--- begin Selected excerpt ---

For Plaxo's feature that lets people publish their contact information on a Web page (mentioned above), members check whether to publish their business information or personal information (or both) and a URL is generated with a special key that will only display the requested information. This is also how HowdyCard handles privacy: users can keep several cards, each with their own password/URL to hand out to qualified recipients. A similar approach could be taken for publishing FOAF files, but it has a number of drawbacks. First, it results in several different URLs being generated to share different amounts of information (one for business information, another for personal information, etc.). This is cumbersome and potentially confusing, both for users ("which URLs do I give to whom?") and for computer programs like aggregators that might use the data ("how do these files relate to one another?"). Second, there is nothing directly preventing unauthorized users from viewing the protected information; it is up to members to keep their private URLs private, but this can be difficult when trying to share them with friends over e-mail and the Web, which are generally insecure and prone to leaving a trail.

One solution that has been proposed by useful inc. is to encrypt sensitive information using PGP and to store it in a separate file that is linked to the main FOAF file using the rdfs:seeAlso relation and the wot vocabulary. The idea is that anyone can see the public information, but only people with the right private keys can decrypt the additional sensitive information, and there is only one URL for everyone (since the extra information is linked to from within the main document). This is a clever technique, but it requires that everyone who wants access to the private information get a public/private key pair and publish the public key in advance. Furthermore the sensitive information needs to be encrypted using all of the public keys of would-be recipients. This means that if you want to give a new person access to your personal information, you need to get their public key and re-encrypt your sensitive file with this additional key. An alternative might be to use a single private key as a "password" and to give this key to trusted contacts, but while this simplifies publishing and permissioning, it ends up being more like the original scheme of distributing secret URLs (which are essentially passwords) and relying on security through obscurity.

--- end Selected excerpt ---

## Written task
Answer these questions from the passage on sharing contact details privately:
1. How does HowdyCard handle privacy?
2. Who proposed encrypting sensitive information with PGP?
3. Which relation links the encrypted file to the main FOAF file?
The records have no connection to the passage on sharing contact details privately.

--- begin Entries supplied ---

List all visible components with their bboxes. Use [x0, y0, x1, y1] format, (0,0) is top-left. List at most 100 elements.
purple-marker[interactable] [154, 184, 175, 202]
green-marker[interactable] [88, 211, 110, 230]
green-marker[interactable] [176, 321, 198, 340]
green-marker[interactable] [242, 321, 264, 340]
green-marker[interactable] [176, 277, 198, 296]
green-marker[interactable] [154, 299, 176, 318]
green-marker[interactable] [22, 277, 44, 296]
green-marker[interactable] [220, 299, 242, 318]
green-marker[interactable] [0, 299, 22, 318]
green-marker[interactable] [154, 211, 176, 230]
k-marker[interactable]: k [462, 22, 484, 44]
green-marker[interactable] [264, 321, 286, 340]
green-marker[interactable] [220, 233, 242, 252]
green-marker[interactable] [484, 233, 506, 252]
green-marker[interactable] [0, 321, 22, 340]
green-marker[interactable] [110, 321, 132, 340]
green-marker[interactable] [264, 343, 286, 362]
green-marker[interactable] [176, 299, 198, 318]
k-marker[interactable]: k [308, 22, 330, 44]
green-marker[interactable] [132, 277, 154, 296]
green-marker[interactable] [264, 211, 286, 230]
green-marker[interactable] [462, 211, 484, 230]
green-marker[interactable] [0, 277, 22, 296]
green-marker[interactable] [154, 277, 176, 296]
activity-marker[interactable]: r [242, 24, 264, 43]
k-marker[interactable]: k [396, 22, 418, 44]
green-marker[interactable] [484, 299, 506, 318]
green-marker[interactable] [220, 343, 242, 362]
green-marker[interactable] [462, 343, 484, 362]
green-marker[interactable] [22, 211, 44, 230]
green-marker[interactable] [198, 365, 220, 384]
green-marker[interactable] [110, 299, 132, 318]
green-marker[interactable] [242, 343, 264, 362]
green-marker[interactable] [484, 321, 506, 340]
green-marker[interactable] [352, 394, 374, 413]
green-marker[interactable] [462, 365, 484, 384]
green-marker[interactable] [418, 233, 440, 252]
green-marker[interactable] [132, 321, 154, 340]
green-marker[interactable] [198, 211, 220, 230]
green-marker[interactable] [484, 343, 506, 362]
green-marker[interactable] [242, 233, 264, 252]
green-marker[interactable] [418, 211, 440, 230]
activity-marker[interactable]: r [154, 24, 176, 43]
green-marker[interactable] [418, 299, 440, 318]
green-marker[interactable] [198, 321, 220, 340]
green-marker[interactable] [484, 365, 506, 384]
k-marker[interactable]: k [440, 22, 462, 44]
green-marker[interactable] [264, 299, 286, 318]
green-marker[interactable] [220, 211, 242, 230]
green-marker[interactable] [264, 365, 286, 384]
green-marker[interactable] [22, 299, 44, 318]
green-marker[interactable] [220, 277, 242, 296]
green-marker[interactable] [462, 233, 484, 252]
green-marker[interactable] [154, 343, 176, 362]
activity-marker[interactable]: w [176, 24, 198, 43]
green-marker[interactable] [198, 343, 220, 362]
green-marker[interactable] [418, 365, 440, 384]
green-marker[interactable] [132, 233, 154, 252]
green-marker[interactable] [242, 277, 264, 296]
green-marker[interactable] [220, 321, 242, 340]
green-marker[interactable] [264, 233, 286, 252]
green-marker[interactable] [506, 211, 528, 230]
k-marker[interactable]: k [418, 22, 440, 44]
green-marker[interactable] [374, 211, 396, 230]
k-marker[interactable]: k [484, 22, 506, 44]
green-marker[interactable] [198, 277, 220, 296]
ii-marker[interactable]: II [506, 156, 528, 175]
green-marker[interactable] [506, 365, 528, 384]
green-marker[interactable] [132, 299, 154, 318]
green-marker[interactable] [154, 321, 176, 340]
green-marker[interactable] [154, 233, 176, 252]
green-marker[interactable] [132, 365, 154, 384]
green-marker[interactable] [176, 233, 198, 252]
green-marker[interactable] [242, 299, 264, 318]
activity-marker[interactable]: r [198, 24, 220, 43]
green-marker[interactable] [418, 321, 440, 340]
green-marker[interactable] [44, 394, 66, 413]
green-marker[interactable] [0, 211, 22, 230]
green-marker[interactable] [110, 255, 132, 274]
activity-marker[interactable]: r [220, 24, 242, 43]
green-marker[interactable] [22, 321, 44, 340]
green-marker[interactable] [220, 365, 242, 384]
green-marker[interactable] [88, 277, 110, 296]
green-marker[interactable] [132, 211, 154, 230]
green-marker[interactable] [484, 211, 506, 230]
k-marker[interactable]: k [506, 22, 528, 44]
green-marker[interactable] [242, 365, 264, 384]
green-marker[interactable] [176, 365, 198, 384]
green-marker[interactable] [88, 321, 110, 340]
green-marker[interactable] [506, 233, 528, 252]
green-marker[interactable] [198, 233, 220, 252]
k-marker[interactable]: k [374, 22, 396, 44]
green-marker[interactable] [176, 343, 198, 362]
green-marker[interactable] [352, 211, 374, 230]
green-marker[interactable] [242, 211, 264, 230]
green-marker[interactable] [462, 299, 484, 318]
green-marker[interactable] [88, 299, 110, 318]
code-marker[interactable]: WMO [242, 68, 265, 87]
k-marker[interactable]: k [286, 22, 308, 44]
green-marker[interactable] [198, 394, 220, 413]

--- end Entries supplied ---

## The response
1. Users can keep several cards, each with its own password/URL to hand out to qualified recipients.
2. useful inc.
3. The rdfs:seeAlso relation, used with the wot vocabulary.